>>>

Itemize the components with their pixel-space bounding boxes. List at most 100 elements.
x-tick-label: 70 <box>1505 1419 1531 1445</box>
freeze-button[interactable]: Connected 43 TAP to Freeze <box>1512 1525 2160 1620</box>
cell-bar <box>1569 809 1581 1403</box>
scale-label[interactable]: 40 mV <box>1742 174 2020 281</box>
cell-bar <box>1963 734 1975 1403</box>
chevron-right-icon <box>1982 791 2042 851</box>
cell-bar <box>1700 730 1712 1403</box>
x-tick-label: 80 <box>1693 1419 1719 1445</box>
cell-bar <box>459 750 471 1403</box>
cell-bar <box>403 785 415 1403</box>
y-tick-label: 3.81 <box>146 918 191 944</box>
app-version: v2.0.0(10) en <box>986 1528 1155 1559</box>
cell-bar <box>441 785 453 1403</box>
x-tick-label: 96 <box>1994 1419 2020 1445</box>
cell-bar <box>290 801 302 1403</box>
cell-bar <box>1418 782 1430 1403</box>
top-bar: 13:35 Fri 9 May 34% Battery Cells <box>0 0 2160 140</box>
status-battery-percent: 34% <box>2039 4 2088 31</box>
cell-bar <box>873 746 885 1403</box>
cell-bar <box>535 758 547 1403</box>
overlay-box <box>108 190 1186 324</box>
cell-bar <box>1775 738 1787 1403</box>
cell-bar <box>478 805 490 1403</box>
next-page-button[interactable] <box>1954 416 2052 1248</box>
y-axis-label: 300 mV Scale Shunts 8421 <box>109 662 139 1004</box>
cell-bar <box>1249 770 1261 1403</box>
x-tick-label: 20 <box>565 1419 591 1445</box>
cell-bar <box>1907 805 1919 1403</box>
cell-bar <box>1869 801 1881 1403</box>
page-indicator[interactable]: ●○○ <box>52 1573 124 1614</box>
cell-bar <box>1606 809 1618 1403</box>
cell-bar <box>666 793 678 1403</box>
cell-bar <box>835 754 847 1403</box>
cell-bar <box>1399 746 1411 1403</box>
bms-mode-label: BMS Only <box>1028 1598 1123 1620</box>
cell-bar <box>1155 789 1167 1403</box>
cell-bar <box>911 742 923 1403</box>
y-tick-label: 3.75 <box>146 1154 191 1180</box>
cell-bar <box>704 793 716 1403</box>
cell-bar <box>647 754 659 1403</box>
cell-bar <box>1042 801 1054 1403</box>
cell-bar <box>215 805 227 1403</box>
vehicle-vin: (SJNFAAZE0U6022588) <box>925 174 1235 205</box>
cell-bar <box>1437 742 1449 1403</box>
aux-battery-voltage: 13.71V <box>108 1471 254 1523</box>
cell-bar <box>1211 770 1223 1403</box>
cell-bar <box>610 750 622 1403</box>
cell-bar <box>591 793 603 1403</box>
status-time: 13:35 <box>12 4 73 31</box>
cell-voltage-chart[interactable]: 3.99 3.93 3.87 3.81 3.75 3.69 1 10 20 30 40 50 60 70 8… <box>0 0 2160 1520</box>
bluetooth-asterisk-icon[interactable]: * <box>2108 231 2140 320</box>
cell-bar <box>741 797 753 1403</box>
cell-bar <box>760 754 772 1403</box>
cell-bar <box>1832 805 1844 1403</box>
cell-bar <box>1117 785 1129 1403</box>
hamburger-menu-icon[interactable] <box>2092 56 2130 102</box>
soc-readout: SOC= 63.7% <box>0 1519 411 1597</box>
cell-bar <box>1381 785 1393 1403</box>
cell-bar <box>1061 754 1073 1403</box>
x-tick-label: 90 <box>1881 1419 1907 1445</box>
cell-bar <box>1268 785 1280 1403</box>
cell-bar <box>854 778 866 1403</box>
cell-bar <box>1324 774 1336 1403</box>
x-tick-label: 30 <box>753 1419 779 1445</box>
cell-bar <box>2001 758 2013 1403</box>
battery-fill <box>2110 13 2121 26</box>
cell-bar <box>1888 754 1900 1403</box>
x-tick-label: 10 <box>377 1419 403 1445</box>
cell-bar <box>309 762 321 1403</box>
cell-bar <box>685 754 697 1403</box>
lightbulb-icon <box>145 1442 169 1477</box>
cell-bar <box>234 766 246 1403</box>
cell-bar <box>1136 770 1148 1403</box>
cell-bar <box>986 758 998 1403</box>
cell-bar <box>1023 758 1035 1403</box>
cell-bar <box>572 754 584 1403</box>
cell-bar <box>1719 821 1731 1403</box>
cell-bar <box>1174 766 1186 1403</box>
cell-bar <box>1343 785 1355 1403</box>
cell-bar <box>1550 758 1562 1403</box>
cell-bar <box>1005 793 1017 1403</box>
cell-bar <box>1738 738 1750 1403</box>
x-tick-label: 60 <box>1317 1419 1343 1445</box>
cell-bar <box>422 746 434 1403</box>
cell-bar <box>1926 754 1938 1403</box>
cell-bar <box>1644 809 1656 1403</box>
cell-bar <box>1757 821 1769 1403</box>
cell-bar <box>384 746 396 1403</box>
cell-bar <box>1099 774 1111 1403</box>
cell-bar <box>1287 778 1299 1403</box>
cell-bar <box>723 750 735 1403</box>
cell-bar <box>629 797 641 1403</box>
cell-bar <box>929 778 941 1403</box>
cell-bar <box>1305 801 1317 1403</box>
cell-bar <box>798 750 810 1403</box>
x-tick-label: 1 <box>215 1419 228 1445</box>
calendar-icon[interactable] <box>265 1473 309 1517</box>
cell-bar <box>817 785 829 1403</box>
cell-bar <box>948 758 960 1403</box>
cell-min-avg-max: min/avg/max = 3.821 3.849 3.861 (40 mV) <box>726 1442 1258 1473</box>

<<<

Aim of the task:
Go through the records above and copy each one exactly.

Task solution:
Itemize the components with their pixel-space bounding boxes. List at most 100 elements.
x-tick-label: 70 <box>1505 1419 1531 1445</box>
freeze-button[interactable]: Connected 43 TAP to Freeze <box>1512 1525 2160 1620</box>
cell-bar <box>1569 809 1581 1403</box>
scale-label[interactable]: 40 mV <box>1742 174 2020 281</box>
cell-bar <box>1963 734 1975 1403</box>
chevron-right-icon <box>1982 791 2042 851</box>
cell-bar <box>1700 730 1712 1403</box>
x-tick-label: 80 <box>1693 1419 1719 1445</box>
cell-bar <box>459 750 471 1403</box>
cell-bar <box>403 785 415 1403</box>
y-tick-label: 3.81 <box>146 918 191 944</box>
app-version: v2.0.0(10) en <box>986 1528 1155 1559</box>
cell-bar <box>441 785 453 1403</box>
x-tick-label: 96 <box>1994 1419 2020 1445</box>
cell-bar <box>290 801 302 1403</box>
cell-bar <box>1418 782 1430 1403</box>
top-bar: 13:35 Fri 9 May 34% Battery Cells <box>0 0 2160 140</box>
status-battery-percent: 34% <box>2039 4 2088 31</box>
cell-bar <box>873 746 885 1403</box>
cell-bar <box>535 758 547 1403</box>
overlay-box <box>108 190 1186 324</box>
cell-bar <box>1775 738 1787 1403</box>
cell-bar <box>478 805 490 1403</box>
next-page-button[interactable] <box>1954 416 2052 1248</box>
y-axis-label: 300 mV Scale Shunts 8421 <box>109 662 139 1004</box>
cell-bar <box>1249 770 1261 1403</box>
x-tick-label: 20 <box>565 1419 591 1445</box>
cell-bar <box>1907 805 1919 1403</box>
cell-bar <box>1869 801 1881 1403</box>
page-indicator[interactable]: ●○○ <box>52 1573 124 1614</box>
cell-bar <box>1606 809 1618 1403</box>
cell-bar <box>666 793 678 1403</box>
cell-bar <box>835 754 847 1403</box>
cell-bar <box>1399 746 1411 1403</box>
bms-mode-label: BMS Only <box>1028 1598 1123 1620</box>
cell-bar <box>1155 789 1167 1403</box>
cell-bar <box>911 742 923 1403</box>
y-tick-label: 3.75 <box>146 1154 191 1180</box>
cell-bar <box>704 793 716 1403</box>
cell-bar <box>647 754 659 1403</box>
cell-bar <box>1042 801 1054 1403</box>
cell-bar <box>215 805 227 1403</box>
vehicle-vin: (SJNFAAZE0U6022588) <box>925 174 1235 205</box>
cell-bar <box>1437 742 1449 1403</box>
aux-battery-voltage: 13.71V <box>108 1471 254 1523</box>
cell-bar <box>1211 770 1223 1403</box>
cell-bar <box>610 750 622 1403</box>
cell-bar <box>591 793 603 1403</box>
status-time: 13:35 <box>12 4 73 31</box>
cell-voltage-chart[interactable]: 3.99 3.93 3.87 3.81 3.75 3.69 1 10 20 30 40 50 60 70 8… <box>0 0 2160 1520</box>
bluetooth-asterisk-icon[interactable]: * <box>2108 231 2140 320</box>
cell-bar <box>741 797 753 1403</box>
cell-bar <box>760 754 772 1403</box>
cell-bar <box>1832 805 1844 1403</box>
cell-bar <box>1117 785 1129 1403</box>
hamburger-menu-icon[interactable] <box>2092 56 2130 102</box>
soc-readout: SOC= 63.7% <box>0 1519 411 1597</box>
cell-bar <box>1381 785 1393 1403</box>
cell-bar <box>1061 754 1073 1403</box>
x-tick-label: 90 <box>1881 1419 1907 1445</box>
cell-bar <box>1268 785 1280 1403</box>
cell-bar <box>854 778 866 1403</box>
cell-bar <box>1324 774 1336 1403</box>
x-tick-label: 30 <box>753 1419 779 1445</box>
cell-bar <box>2001 758 2013 1403</box>
battery-fill <box>2110 13 2121 26</box>
cell-bar <box>1888 754 1900 1403</box>
x-tick-label: 10 <box>377 1419 403 1445</box>
cell-bar <box>309 762 321 1403</box>
cell-bar <box>685 754 697 1403</box>
lightbulb-icon <box>145 1442 169 1477</box>
cell-bar <box>234 766 246 1403</box>
cell-bar <box>1136 770 1148 1403</box>
cell-bar <box>986 758 998 1403</box>
cell-bar <box>1023 758 1035 1403</box>
cell-bar <box>572 754 584 1403</box>
cell-bar <box>1719 821 1731 1403</box>
cell-bar <box>1174 766 1186 1403</box>
cell-bar <box>1343 785 1355 1403</box>
cell-bar <box>1550 758 1562 1403</box>
cell-bar <box>1005 793 1017 1403</box>
cell-bar <box>1738 738 1750 1403</box>
x-tick-label: 60 <box>1317 1419 1343 1445</box>
cell-bar <box>422 746 434 1403</box>
cell-bar <box>1926 754 1938 1403</box>
cell-bar <box>1644 809 1656 1403</box>
cell-bar <box>1757 821 1769 1403</box>
cell-bar <box>384 746 396 1403</box>
cell-bar <box>1099 774 1111 1403</box>
cell-bar <box>1287 778 1299 1403</box>
cell-bar <box>723 750 735 1403</box>
cell-bar <box>629 797 641 1403</box>
cell-bar <box>929 778 941 1403</box>
cell-bar <box>1305 801 1317 1403</box>
cell-bar <box>798 750 810 1403</box>
x-tick-label: 1 <box>215 1419 228 1445</box>
calendar-icon[interactable] <box>265 1473 309 1517</box>
cell-bar <box>817 785 829 1403</box>
cell-bar <box>948 758 960 1403</box>
cell-min-avg-max: min/avg/max = 3.821 3.849 3.861 (40 mV) <box>726 1442 1258 1473</box>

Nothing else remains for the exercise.